| Set exercise |
Write out the complete material exactly as it stands.

------ Exercise inputs ------

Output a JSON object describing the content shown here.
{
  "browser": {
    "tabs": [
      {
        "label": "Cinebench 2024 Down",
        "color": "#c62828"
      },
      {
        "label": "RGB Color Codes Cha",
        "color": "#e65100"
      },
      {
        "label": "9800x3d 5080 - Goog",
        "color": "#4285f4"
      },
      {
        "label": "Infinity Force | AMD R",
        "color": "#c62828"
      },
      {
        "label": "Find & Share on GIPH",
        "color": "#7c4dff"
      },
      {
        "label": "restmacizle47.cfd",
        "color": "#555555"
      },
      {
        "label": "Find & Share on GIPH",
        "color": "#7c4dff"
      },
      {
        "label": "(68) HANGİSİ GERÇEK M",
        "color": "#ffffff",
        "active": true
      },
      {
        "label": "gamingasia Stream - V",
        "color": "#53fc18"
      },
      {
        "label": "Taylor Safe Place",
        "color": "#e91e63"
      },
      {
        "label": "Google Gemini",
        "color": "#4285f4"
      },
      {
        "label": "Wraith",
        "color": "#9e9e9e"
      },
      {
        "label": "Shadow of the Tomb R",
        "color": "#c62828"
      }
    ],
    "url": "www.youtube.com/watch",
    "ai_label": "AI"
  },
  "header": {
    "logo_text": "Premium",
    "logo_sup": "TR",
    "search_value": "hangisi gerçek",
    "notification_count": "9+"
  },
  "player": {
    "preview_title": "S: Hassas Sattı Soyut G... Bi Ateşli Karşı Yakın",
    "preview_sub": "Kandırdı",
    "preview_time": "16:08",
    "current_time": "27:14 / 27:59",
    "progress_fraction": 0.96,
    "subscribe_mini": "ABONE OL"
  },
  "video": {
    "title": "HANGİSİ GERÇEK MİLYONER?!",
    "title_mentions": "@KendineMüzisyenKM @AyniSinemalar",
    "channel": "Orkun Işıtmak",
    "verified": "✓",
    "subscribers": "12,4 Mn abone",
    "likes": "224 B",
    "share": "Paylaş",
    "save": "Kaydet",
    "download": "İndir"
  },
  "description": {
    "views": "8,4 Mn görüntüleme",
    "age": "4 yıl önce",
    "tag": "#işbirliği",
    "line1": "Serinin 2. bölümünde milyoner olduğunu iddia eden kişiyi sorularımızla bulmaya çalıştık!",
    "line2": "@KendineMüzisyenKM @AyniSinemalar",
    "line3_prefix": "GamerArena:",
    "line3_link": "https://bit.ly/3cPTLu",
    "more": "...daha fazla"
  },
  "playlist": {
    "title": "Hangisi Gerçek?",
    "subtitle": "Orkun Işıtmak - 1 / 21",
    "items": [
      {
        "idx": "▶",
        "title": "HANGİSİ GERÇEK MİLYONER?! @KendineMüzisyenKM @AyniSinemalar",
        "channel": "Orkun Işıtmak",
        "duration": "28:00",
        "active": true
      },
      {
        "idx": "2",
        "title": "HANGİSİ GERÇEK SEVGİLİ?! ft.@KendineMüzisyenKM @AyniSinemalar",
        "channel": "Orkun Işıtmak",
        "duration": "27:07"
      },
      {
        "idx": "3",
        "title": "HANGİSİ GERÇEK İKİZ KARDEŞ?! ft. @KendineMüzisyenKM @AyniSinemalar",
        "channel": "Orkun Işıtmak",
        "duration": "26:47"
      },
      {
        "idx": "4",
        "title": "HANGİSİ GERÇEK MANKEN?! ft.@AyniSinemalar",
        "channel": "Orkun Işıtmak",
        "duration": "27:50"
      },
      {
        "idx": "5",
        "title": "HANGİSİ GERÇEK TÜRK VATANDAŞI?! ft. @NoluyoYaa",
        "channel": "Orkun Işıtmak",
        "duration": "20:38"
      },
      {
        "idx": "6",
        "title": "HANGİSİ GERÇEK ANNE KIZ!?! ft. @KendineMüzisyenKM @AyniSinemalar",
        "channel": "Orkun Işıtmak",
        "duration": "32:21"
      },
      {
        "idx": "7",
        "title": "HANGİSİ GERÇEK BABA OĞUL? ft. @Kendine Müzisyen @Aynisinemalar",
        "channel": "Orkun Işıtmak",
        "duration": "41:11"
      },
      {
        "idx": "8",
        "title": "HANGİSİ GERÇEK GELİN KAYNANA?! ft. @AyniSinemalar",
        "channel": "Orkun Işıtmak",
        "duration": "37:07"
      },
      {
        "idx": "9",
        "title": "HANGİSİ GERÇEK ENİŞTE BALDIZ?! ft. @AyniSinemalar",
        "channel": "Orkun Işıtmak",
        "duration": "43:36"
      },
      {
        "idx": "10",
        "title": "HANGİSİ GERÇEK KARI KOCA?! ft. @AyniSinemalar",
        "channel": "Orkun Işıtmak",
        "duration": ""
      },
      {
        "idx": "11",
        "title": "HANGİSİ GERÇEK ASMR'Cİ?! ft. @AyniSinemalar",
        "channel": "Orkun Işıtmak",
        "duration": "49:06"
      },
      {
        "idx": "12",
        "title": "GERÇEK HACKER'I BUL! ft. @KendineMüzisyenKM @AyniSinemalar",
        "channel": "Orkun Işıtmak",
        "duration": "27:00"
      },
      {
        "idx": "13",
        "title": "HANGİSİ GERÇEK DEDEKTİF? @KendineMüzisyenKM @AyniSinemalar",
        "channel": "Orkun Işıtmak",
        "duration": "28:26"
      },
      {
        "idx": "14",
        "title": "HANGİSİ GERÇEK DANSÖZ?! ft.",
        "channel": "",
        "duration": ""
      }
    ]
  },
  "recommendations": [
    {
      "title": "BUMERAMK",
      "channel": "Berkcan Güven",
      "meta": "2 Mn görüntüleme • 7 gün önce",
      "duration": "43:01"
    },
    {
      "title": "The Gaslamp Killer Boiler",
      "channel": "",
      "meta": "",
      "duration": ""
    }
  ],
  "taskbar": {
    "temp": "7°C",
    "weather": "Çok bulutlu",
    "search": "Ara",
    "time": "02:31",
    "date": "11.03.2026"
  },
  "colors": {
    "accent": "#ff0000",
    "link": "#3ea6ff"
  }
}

------

| Correct response |
Output a JSON object describing the content shown here.
{
  "browser": {
    "tabs": [
      {
        "label": "Cinebench 2024 Down",
        "color": "#c62828"
      },
      {
        "label": "RGB Color Codes Cha",
        "color": "#e65100"
      },
      {
        "label": "9800x3d 5080 - Goog",
        "color": "#4285f4"
      },
      {
        "label": "Infinity Force | AMD R",
        "color": "#c62828"
      },
      {
        "label": "Find & Share on GIPH",
        "color": "#7c4dff"
      },
      {
        "label": "restmacizle47.cfd",
        "color": "#555555"
      },
      {
        "label": "Find & Share on GIPH",
        "color": "#7c4dff"
      },
      {
        "label": "(68) HANGİSİ GERÇEK M",
        "color": "#ffffff",
        "active": true
      },
      {
        "label": "gamingasia Stream - V",
        "color": "#53fc18"
      },
      {
        "label": "Taylor Safe Place",
        "color": "#e91e63"
      },
      {
        "label": "Google Gemini",
        "color": "#4285f4"
      },
      {
        "label": "Wraith",
        "color": "#9e9e9e"
      },
      {
        "label": "Shadow of the Tomb R",
        "color": "#c62828"
      }
    ],
    "url": "www.youtube.com/watch",
    "ai_label": "AI"
  },
  "header": {
    "logo_text": "Premium",
    "logo_sup": "TR",
    "search_value": "hangisi gerçek",
    "notification_count": "9+"
  },
  "player": {
    "preview_title": "S: Hassas Sattı Soyut G... Bi Ateşli Karşı Yakın",
    "preview_sub": "Kandırdı",
    "preview_time": "16:08",
    "current_time": "27:14 / 27:59",
    "progress_fraction": 0.96,
    "subscribe_mini": "ABONE OL"
  },
  "video": {
    "title": "HANGİSİ GERÇEK MİLYONER?!",
    "title_mentions": "@KendineMüzisyenKM @AyniSinemalar",
    "channel": "Orkun Işıtmak",
    "verified": "✓",
    "subscribers": "12,4 Mn abone",
    "likes": "224 B",
    "share": "Paylaş",
    "save": "Kaydet",
    "download": "İndir"
  },
  "description": {
    "views": "8,4 Mn görüntüleme",
    "age": "4 yıl önce",
    "tag": "#işbirliği",
    "line1": "Serinin 2. bölümünde milyoner olduğunu iddia eden kişiyi sorularımızla bulmaya çalıştık!",
    "line2": "@KendineMüzisyenKM @AyniSinemalar",
    "line3_prefix": "GamerArena:",
    "line3_link": "https://bit.ly/3cPTLu",
    "more": "...daha fazla"
  },
  "playlist": {
    "title": "Hangisi Gerçek?",
    "subtitle": "Orkun Işıtmak - 1 / 21",
    "items": [
      {
        "idx": "▶",
        "title": "HANGİSİ GERÇEK MİLYONER?! @KendineMüzisyenKM @AyniSinemalar",
        "channel": "Orkun Işıtmak",
        "duration": "28:00",
        "active": true
      },
      {
        "idx": "2",
        "title": "HANGİSİ GERÇEK SEVGİLİ?! ft.@KendineMüzisyenKM @AyniSinemalar",
        "channel": "Orkun Işıtmak",
        "duration": "27:07"
      },
      {
        "idx": "3",
        "title": "HANGİSİ GERÇEK İKİZ KARDEŞ?! ft. @KendineMüzisyenKM @AyniSinemalar",
        "channel": "Orkun Işıtmak",
        "duration": "26:47"
      },
      {
        "idx": "4",
        "title": "HANGİSİ GERÇEK MANKEN?! ft.@AyniSinemalar",
        "channel": "Orkun Işıtmak",
        "duration": "27:50"
      },
      {
        "idx": "5",
        "title": "HANGİSİ GERÇEK TÜRK VATANDAŞI?! ft. @NoluyoYaa",
        "channel": "Orkun Işıtmak",
        "duration": "20:38"
      },
      {
        "idx": "6",
        "title": "HANGİSİ GERÇEK ANNE KIZ!?! ft. @KendineMüzisyenKM @AyniSinemalar",
        "channel": "Orkun Işıtmak",
        "duration": "32:21"
      },
      {
        "idx": "7",
        "title": "HANGİSİ GERÇEK BABA OĞUL? ft. @Kendine Müzisyen @Aynisinemalar",
        "channel": "Orkun Işıtmak",
        "duration": "41:11"
      },
      {
        "idx": "8",
        "title": "HANGİSİ GERÇEK GELİN KAYNANA?! ft. @AyniSinemalar",
        "channel": "Orkun Işıtmak",
        "duration": "37:07"
      },
      {
        "idx": "9",
        "title": "HANGİSİ GERÇEK ENİŞTE BALDIZ?! ft. @AyniSinemalar",
        "channel": "Orkun Işıtmak",
        "duration": "43:36"
      },
      {
        "idx": "10",
        "title": "HANGİSİ GERÇEK KARI KOCA?! ft. @AyniSinemalar",
        "channel": "Orkun Işıtmak",
        "duration": ""
      },
      {
        "idx": "11",
        "title": "HANGİSİ GERÇEK ASMR'Cİ?! ft. @AyniSinemalar",
        "channel": "Orkun Işıtmak",
        "duration": "49:06"
      },
      {
        "idx": "12",
        "title": "GERÇEK HACKER'I BUL! ft. @KendineMüzisyenKM @AyniSinemalar",
        "channel": "Orkun Işıtmak",
        "duration": "27:00"
      },
      {
        "idx": "13",
        "title": "HANGİSİ GERÇEK DEDEKTİF? @KendineMüzisyenKM @AyniSinemalar",
        "channel": "Orkun Işıtmak",
        "duration": "28:26"
      },
      {
        "idx": "14",
        "title": "HANGİSİ GERÇEK DANSÖZ?! ft.",
        "channel": "",
        "duration": ""
      }
    ]
  },
  "recommendations": [
    {
      "title": "BUMERAMK",
      "channel": "Berkcan Güven",
      "meta": "2 Mn görüntüleme • 7 gün önce",
      "duration": "43:01"
    },
    {
      "title": "The Gaslamp Killer Boiler",
      "channel": "",
      "meta": "",
      "duration": ""
    }
  ],
  "taskbar": {
    "temp": "7°C",
    "weather": "Çok bulutlu",
    "search": "Ara",
    "time": "02:31",
    "date": "11.03.2026"
  },
  "colors": {
    "accent": "#ff0000",
    "link": "#3ea6ff"
  }
}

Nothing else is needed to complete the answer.